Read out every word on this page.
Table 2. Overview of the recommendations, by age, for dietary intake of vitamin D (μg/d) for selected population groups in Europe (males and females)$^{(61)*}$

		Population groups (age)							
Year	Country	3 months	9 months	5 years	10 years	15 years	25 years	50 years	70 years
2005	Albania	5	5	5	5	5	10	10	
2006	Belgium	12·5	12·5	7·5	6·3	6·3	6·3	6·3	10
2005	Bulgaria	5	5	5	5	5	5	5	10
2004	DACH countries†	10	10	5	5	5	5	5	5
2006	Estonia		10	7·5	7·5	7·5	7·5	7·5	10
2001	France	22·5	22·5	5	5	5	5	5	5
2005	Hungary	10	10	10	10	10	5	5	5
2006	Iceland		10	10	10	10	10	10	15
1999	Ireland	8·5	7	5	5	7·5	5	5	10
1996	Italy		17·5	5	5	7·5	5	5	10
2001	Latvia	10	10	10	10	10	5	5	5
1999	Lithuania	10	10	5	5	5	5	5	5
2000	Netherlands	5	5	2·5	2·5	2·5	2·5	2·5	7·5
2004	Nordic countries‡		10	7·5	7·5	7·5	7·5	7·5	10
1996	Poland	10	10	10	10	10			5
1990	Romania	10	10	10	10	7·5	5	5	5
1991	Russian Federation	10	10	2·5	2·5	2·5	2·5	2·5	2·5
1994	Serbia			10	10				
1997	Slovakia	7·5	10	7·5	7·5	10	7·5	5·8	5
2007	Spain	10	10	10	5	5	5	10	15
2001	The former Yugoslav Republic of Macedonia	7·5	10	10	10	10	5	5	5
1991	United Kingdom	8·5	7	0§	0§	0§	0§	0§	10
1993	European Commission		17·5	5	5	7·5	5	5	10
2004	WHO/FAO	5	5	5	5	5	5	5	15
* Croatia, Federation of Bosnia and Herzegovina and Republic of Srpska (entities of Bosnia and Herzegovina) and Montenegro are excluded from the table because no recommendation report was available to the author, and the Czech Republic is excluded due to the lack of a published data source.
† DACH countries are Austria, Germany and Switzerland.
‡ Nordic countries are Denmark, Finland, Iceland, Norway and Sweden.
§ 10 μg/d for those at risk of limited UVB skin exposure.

********************

_WHAT IS REQUIRED_
Reproduce the complete set of lines precisely as supplied.

_ANSWER TO THIS TASK_
Read out every word on this page.
Table 2. Overview of the recommendations, by age, for dietary intake of vitamin D (μg/d) for selected population groups in Europe (males and females)$^{(61)*}$

		Population groups (age)							
Year	Country	3 months	9 months	5 years	10 years	15 years	25 years	50 years	70 years
2005	Albania	5	5	5	5	5	10	10	
2006	Belgium	12·5	12·5	7·5	6·3	6·3	6·3	6·3	10
2005	Bulgaria	5	5	5	5	5	5	5	10
2004	DACH countries†	10	10	5	5	5	5	5	5
2006	Estonia		10	7·5	7·5	7·5	7·5	7·5	10
2001	France	22·5	22·5	5	5	5	5	5	5
2005	Hungary	10	10	10	10	10	5	5	5
2006	Iceland		10	10	10	10	10	10	15
1999	Ireland	8·5	7	5	5	7·5	5	5	10
1996	Italy		17·5	5	5	7·5	5	5	10
2001	Latvia	10	10	10	10	10	5	5	5
1999	Lithuania	10	10	5	5	5	5	5	5
2000	Netherlands	5	5	2·5	2·5	2·5	2·5	2·5	7·5
2004	Nordic countries‡		10	7·5	7·5	7·5	7·5	7·5	10
1996	Poland	10	10	10	10	10			5
1990	Romania	10	10	10	10	7·5	5	5	5
1991	Russian Federation	10	10	2·5	2·5	2·5	2·5	2·5	2·5
1994	Serbia			10	10				
1997	Slovakia	7·5	10	7·5	7·5	10	7·5	5·8	5
2007	Spain	10	10	10	5	5	5	10	15
2001	The former Yugoslav Republic of Macedonia	7·5	10	10	10	10	5	5	5
1991	United Kingdom	8·5	7	0§	0§	0§	0§	0§	10
1993	European Commission		17·5	5	5	7·5	5	5	10
2004	WHO/FAO	5	5	5	5	5	5	5	15
* Croatia, Federation of Bosnia and Herzegovina and Republic of Srpska (entities of Bosnia and Herzegovina) and Montenegro are excluded from the table because no recommendation report was available to the author, and the Czech Republic is excluded due to the lack of a published data source.
† DACH countries are Austria, Germany and Switzerland.
‡ Nordic countries are Denmark, Finland, Iceland, Norway and Sweden.
§ 10 μg/d for those at risk of limited UVB skin exposure.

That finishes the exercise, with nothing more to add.